AIM:
Retype all the entries word for word, but omit the pictures.
#### TASK INPUTS ####
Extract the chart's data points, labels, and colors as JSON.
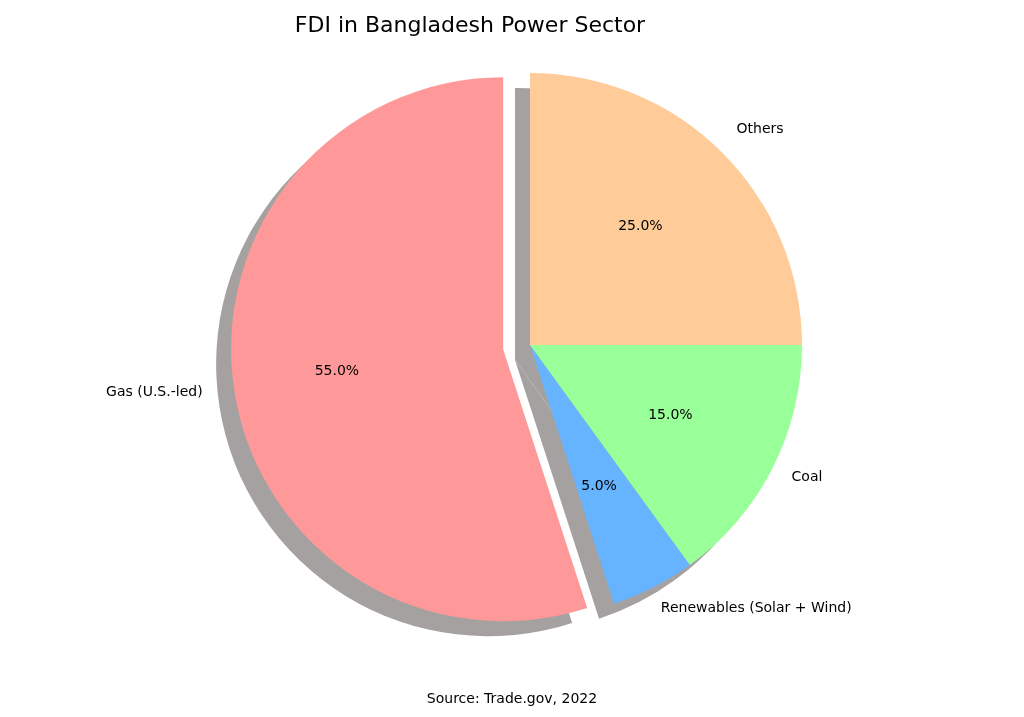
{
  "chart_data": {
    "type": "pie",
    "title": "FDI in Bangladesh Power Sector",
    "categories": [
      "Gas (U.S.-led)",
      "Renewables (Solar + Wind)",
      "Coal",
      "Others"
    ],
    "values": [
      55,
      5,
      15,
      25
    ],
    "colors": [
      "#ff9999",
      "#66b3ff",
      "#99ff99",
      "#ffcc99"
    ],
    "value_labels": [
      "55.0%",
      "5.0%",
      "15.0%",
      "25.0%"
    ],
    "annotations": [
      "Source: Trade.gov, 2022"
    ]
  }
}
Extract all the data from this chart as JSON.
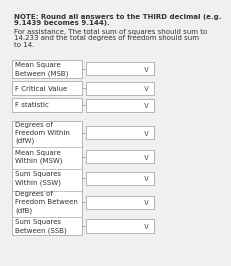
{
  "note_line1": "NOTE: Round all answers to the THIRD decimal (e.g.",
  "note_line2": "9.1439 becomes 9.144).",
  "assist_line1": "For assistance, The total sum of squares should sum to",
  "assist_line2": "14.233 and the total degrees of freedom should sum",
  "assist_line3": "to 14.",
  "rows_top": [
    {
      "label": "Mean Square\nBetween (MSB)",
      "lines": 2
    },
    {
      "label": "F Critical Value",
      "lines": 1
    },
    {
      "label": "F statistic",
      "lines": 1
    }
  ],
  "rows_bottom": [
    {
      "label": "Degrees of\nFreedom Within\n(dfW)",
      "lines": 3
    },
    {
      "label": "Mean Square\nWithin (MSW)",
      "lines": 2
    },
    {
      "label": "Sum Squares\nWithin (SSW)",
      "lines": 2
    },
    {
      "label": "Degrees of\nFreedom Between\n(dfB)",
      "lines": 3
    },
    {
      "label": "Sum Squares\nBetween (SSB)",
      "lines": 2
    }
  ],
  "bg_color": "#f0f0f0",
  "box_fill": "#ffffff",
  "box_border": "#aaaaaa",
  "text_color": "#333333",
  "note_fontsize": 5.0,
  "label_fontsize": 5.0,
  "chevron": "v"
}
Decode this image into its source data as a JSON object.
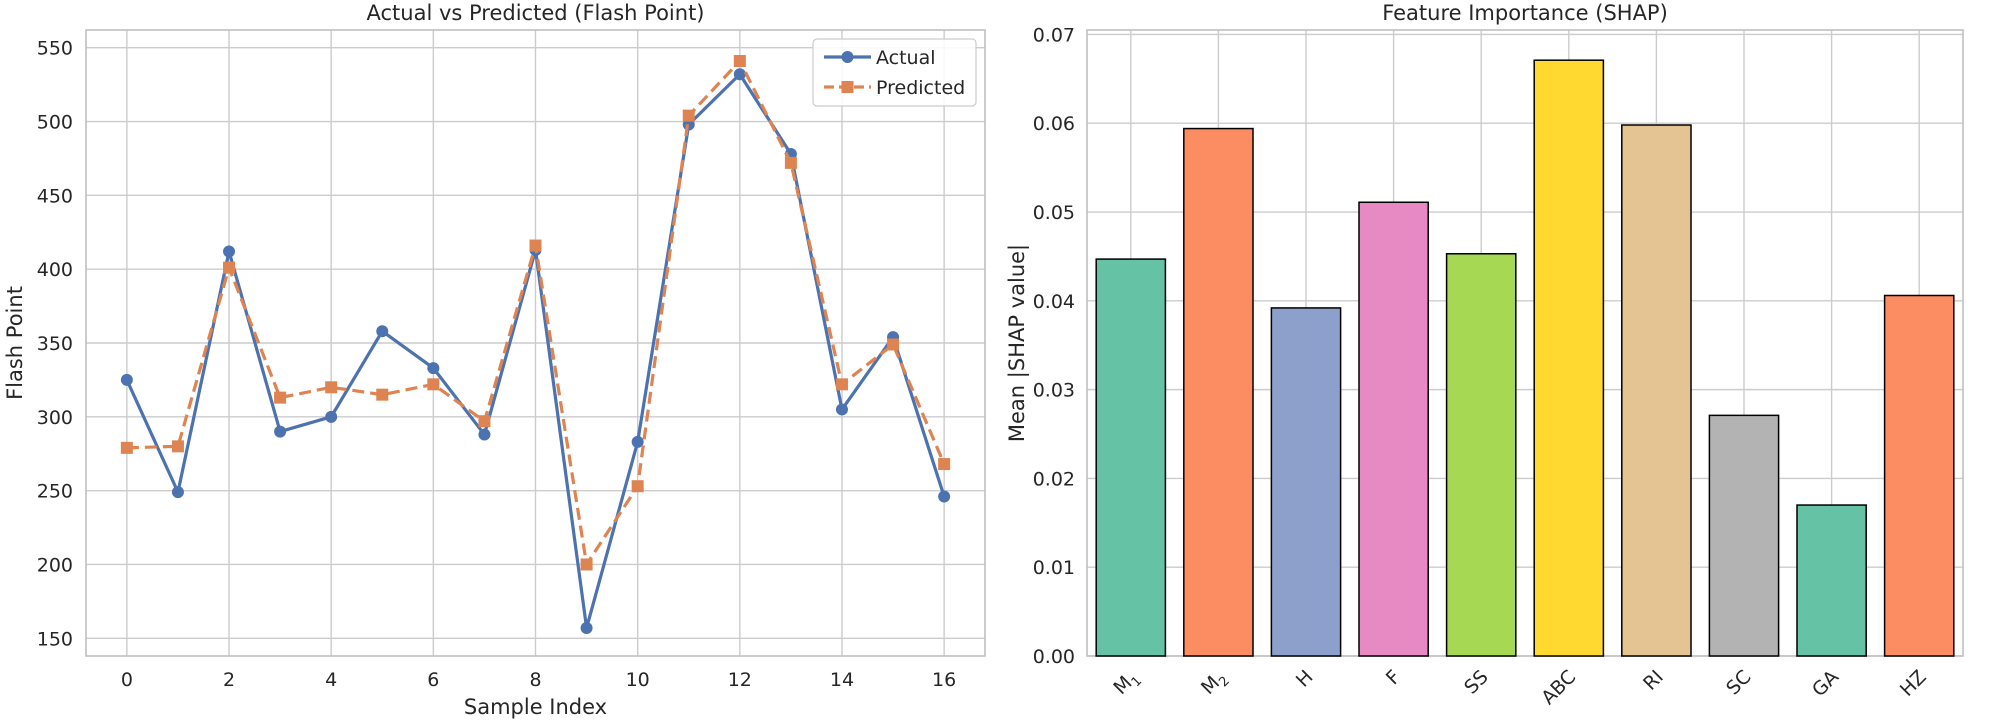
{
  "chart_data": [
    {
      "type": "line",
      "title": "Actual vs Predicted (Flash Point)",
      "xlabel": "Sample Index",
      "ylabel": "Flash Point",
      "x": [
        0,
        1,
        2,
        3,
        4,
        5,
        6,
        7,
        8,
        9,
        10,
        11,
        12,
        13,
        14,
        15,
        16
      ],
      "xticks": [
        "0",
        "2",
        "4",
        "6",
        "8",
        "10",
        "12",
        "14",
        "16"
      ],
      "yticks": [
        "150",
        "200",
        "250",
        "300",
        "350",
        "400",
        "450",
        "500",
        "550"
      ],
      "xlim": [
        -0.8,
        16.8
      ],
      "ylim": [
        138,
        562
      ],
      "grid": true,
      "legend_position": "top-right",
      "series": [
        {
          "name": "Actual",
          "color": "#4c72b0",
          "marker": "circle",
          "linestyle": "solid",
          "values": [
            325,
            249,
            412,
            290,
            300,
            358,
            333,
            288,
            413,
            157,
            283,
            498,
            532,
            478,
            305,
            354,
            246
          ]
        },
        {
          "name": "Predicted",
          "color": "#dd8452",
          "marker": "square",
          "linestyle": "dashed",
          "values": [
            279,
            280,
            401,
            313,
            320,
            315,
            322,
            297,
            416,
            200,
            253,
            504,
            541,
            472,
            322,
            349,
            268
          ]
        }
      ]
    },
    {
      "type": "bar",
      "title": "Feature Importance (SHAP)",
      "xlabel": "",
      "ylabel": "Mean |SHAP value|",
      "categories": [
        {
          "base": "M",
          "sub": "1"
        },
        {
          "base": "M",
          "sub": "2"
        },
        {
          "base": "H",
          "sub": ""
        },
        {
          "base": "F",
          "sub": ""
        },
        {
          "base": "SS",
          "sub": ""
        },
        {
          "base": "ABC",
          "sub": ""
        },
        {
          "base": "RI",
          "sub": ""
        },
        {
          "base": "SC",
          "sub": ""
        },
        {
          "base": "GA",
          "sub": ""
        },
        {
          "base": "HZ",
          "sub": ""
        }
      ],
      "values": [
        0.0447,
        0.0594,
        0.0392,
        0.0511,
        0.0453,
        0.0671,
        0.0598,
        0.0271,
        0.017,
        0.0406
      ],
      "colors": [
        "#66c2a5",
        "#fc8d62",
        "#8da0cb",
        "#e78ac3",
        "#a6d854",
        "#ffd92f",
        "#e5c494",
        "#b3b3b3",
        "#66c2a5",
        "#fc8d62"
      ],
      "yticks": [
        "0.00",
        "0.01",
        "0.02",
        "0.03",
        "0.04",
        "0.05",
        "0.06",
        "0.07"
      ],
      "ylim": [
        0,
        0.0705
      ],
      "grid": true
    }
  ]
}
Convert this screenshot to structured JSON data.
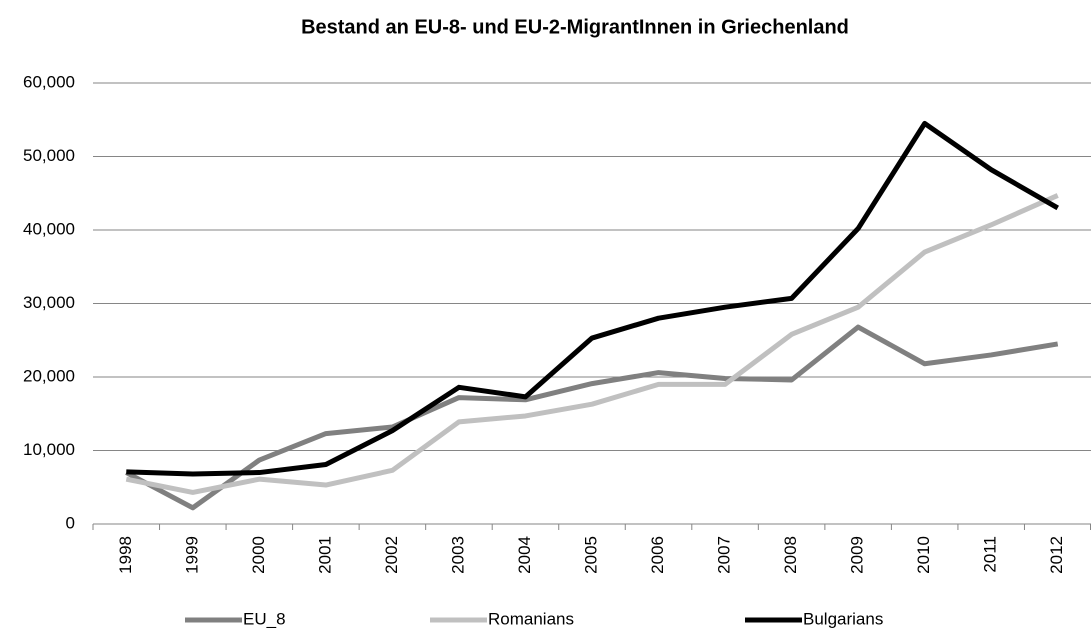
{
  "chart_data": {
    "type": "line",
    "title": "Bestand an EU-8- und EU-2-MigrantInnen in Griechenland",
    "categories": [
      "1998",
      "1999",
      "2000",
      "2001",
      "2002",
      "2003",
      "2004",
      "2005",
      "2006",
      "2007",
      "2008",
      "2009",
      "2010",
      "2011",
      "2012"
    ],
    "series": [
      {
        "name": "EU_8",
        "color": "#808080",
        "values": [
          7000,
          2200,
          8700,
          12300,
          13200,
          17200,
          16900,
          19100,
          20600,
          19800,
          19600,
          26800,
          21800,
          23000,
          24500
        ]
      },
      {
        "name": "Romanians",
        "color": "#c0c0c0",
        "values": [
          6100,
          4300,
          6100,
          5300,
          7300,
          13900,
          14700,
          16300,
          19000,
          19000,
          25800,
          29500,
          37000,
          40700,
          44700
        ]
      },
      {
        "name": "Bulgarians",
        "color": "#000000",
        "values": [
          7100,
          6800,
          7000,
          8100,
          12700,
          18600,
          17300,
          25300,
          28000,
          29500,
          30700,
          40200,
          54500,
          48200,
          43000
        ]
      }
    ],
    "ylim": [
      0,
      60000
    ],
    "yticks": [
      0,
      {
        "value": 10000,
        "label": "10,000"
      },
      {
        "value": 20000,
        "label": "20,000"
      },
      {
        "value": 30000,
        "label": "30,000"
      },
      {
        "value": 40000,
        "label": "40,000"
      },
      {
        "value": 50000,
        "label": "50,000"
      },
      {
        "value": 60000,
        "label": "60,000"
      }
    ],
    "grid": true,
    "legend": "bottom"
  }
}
####
EXERCISE RESPONSE:
Extract the chart's data points, labels, and colors as JSON.
{
  "chart_data": {
    "type": "pie",
    "title": "FDI in Bangladesh Power Sector",
    "categories": [
      "Gas (U.S.-led)",
      "Renewables (Solar + Wind)",
      "Coal",
      "Others"
    ],
    "values": [
      55,
      5,
      15,
      25
    ],
    "colors": [
      "#ff9999",
      "#66b3ff",
      "#99ff99",
      "#ffcc99"
    ],
    "value_labels": [
      "55.0%",
      "5.0%",
      "15.0%",
      "25.0%"
    ],
    "annotations": [
      "Source: Trade.gov, 2022"
    ]
  }
}
Extract all the data from this chart as JSON.
{
  "note_line1": "NOTE: Round all answers to the THIRD decimal (e.g.",
  "note_line2": "9.1439 becomes 9.144).",
  "assist_line1": "For assistance, The total sum of squares should sum to",
  "assist_line2": "14.233 and the total degrees of freedom should sum",
  "assist_line3": "to 14.",
  "rows_top": [
    {
      "label": "Mean Square\nBetween (MSB)",
      "lines": 2
    },
    {
      "label": "F Critical Value",
      "lines": 1
    },
    {
      "label": "F statistic",
      "lines": 1
    }
  ],
  "rows_bottom": [
    {
      "label": "Degrees of\nFreedom Within\n(dfW)",
      "lines": 3
    },
    {
      "label": "Mean Square\nWithin (MSW)",
      "lines": 2
    },
    {
      "label": "Sum Squares\nWithin (SSW)",
      "lines": 2
    },
    {
      "label": "Degrees of\nFreedom Between\n(dfB)",
      "lines": 3
    },
    {
      "label": "Sum Squares\nBetween (SSB)",
      "lines": 2
    }
  ],
  "bg_color": "#f0f0f0",
  "box_fill": "#ffffff",
  "box_border": "#aaaaaa",
  "text_color": "#333333",
  "note_fontsize": 5.0,
  "label_fontsize": 5.0,
  "chevron": "v"
}
Decode this image into its source data as a JSON object.
{
  "chart_data": [
    {
      "type": "line",
      "title": "Actual vs Predicted (Flash Point)",
      "xlabel": "Sample Index",
      "ylabel": "Flash Point",
      "x": [
        0,
        1,
        2,
        3,
        4,
        5,
        6,
        7,
        8,
        9,
        10,
        11,
        12,
        13,
        14,
        15,
        16
      ],
      "xticks": [
        "0",
        "2",
        "4",
        "6",
        "8",
        "10",
        "12",
        "14",
        "16"
      ],
      "yticks": [
        "150",
        "200",
        "250",
        "300",
        "350",
        "400",
        "450",
        "500",
        "550"
      ],
      "xlim": [
        -0.8,
        16.8
      ],
      "ylim": [
        138,
        562
      ],
      "grid": true,
      "legend_position": "top-right",
      "series": [
        {
          "name": "Actual",
          "color": "#4c72b0",
          "marker": "circle",
          "linestyle": "solid",
          "values": [
            325,
            249,
            412,
            290,
            300,
            358,
            333,
            288,
            413,
            157,
            283,
            498,
            532,
            478,
            305,
            354,
            246
          ]
        },
        {
          "name": "Predicted",
          "color": "#dd8452",
          "marker": "square",
          "linestyle": "dashed",
          "values": [
            279,
            280,
            401,
            313,
            320,
            315,
            322,
            297,
            416,
            200,
            253,
            504,
            541,
            472,
            322,
            349,
            268
          ]
        }
      ]
    },
    {
      "type": "bar",
      "title": "Feature Importance (SHAP)",
      "xlabel": "",
      "ylabel": "Mean |SHAP value|",
      "categories": [
        {
          "base": "M",
          "sub": "1"
        },
        {
          "base": "M",
          "sub": "2"
        },
        {
          "base": "H",
          "sub": ""
        },
        {
          "base": "F",
          "sub": ""
        },
        {
          "base": "SS",
          "sub": ""
        },
        {
          "base": "ABC",
          "sub": ""
        },
        {
          "base": "RI",
          "sub": ""
        },
        {
          "base": "SC",
          "sub": ""
        },
        {
          "base": "GA",
          "sub": ""
        },
        {
          "base": "HZ",
          "sub": ""
        }
      ],
      "values": [
        0.0447,
        0.0594,
        0.0392,
        0.0511,
        0.0453,
        0.0671,
        0.0598,
        0.0271,
        0.017,
        0.0406
      ],
      "colors": [
        "#66c2a5",
        "#fc8d62",
        "#8da0cb",
        "#e78ac3",
        "#a6d854",
        "#ffd92f",
        "#e5c494",
        "#b3b3b3",
        "#66c2a5",
        "#fc8d62"
      ],
      "yticks": [
        "0.00",
        "0.01",
        "0.02",
        "0.03",
        "0.04",
        "0.05",
        "0.06",
        "0.07"
      ],
      "ylim": [
        0,
        0.0705
      ],
      "grid": true
    }
  ]
}
Convert this screenshot to structured JSON data.
{
  "chart_data": {
    "type": "line",
    "title": "Bestand an EU-8- und EU-2-MigrantInnen in Griechenland",
    "categories": [
      "1998",
      "1999",
      "2000",
      "2001",
      "2002",
      "2003",
      "2004",
      "2005",
      "2006",
      "2007",
      "2008",
      "2009",
      "2010",
      "2011",
      "2012"
    ],
    "series": [
      {
        "name": "EU_8",
        "color": "#808080",
        "values": [
          7000,
          2200,
          8700,
          12300,
          13200,
          17200,
          16900,
          19100,
          20600,
          19800,
          19600,
          26800,
          21800,
          23000,
          24500
        ]
      },
      {
        "name": "Romanians",
        "color": "#c0c0c0",
        "values": [
          6100,
          4300,
          6100,
          5300,
          7300,
          13900,
          14700,
          16300,
          19000,
          19000,
          25800,
          29500,
          37000,
          40700,
          44700
        ]
      },
      {
        "name": "Bulgarians",
        "color": "#000000",
        "values": [
          7100,
          6800,
          7000,
          8100,
          12700,
          18600,
          17300,
          25300,
          28000,
          29500,
          30700,
          40200,
          54500,
          48200,
          43000
        ]
      }
    ],
    "ylim": [
      0,
      60000
    ],
    "yticks": [
      0,
      {
        "value": 10000,
        "label": "10,000"
      },
      {
        "value": 20000,
        "label": "20,000"
      },
      {
        "value": 30000,
        "label": "30,000"
      },
      {
        "value": 40000,
        "label": "40,000"
      },
      {
        "value": 50000,
        "label": "50,000"
      },
      {
        "value": 60000,
        "label": "60,000"
      }
    ],
    "grid": true,
    "legend": "bottom"
  }
}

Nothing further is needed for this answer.